[Goal]
Write out each record below exactly as it appears, with no pictures.

[Data for the task]

————

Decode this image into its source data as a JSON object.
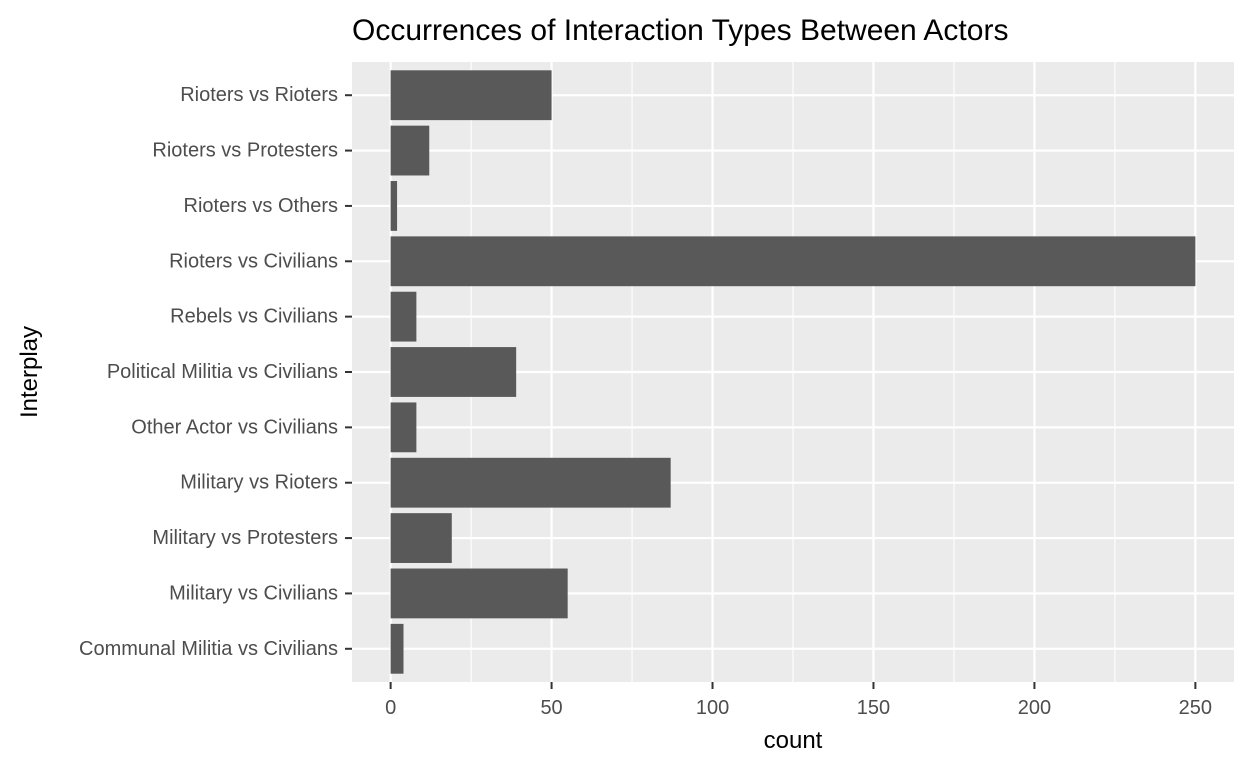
{
  "chart_data": {
    "type": "bar",
    "orientation": "horizontal",
    "title": "Occurrences of Interaction Types Between Actors",
    "xlabel": "count",
    "ylabel": "Interplay",
    "categories": [
      "Rioters vs Rioters",
      "Rioters vs Protesters",
      "Rioters vs Others",
      "Rioters vs Civilians",
      "Rebels vs Civilians",
      "Political Militia vs Civilians",
      "Other Actor vs Civilians",
      "Military vs Rioters",
      "Military vs Protesters",
      "Military vs Civilians",
      "Communal Militia vs Civilians"
    ],
    "values": [
      50,
      12,
      2,
      250,
      8,
      39,
      8,
      87,
      19,
      55,
      4
    ],
    "xlim": [
      -12,
      262
    ],
    "xticks": [
      0,
      50,
      100,
      150,
      200,
      250
    ],
    "xtick_labels": [
      "0",
      "50",
      "100",
      "150",
      "200",
      "250"
    ],
    "grid": true,
    "legend": "none",
    "colors": {
      "bar": "#595959",
      "panel": "#ebebeb",
      "grid": "#ffffff",
      "tick_label": "#4d4d4d",
      "tick_mark": "#333333"
    }
  }
}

————

[Task solution]
Decode this image into its source data as a JSON object.
{
  "chart_data": {
    "type": "bar",
    "orientation": "horizontal",
    "title": "Occurrences of Interaction Types Between Actors",
    "xlabel": "count",
    "ylabel": "Interplay",
    "categories": [
      "Rioters vs Rioters",
      "Rioters vs Protesters",
      "Rioters vs Others",
      "Rioters vs Civilians",
      "Rebels vs Civilians",
      "Political Militia vs Civilians",
      "Other Actor vs Civilians",
      "Military vs Rioters",
      "Military vs Protesters",
      "Military vs Civilians",
      "Communal Militia vs Civilians"
    ],
    "values": [
      50,
      12,
      2,
      250,
      8,
      39,
      8,
      87,
      19,
      55,
      4
    ],
    "xlim": [
      -12,
      262
    ],
    "xticks": [
      0,
      50,
      100,
      150,
      200,
      250
    ],
    "xtick_labels": [
      "0",
      "50",
      "100",
      "150",
      "200",
      "250"
    ],
    "grid": true,
    "legend": "none",
    "colors": {
      "bar": "#595959",
      "panel": "#ebebeb",
      "grid": "#ffffff",
      "tick_label": "#4d4d4d",
      "tick_mark": "#333333"
    }
  }
}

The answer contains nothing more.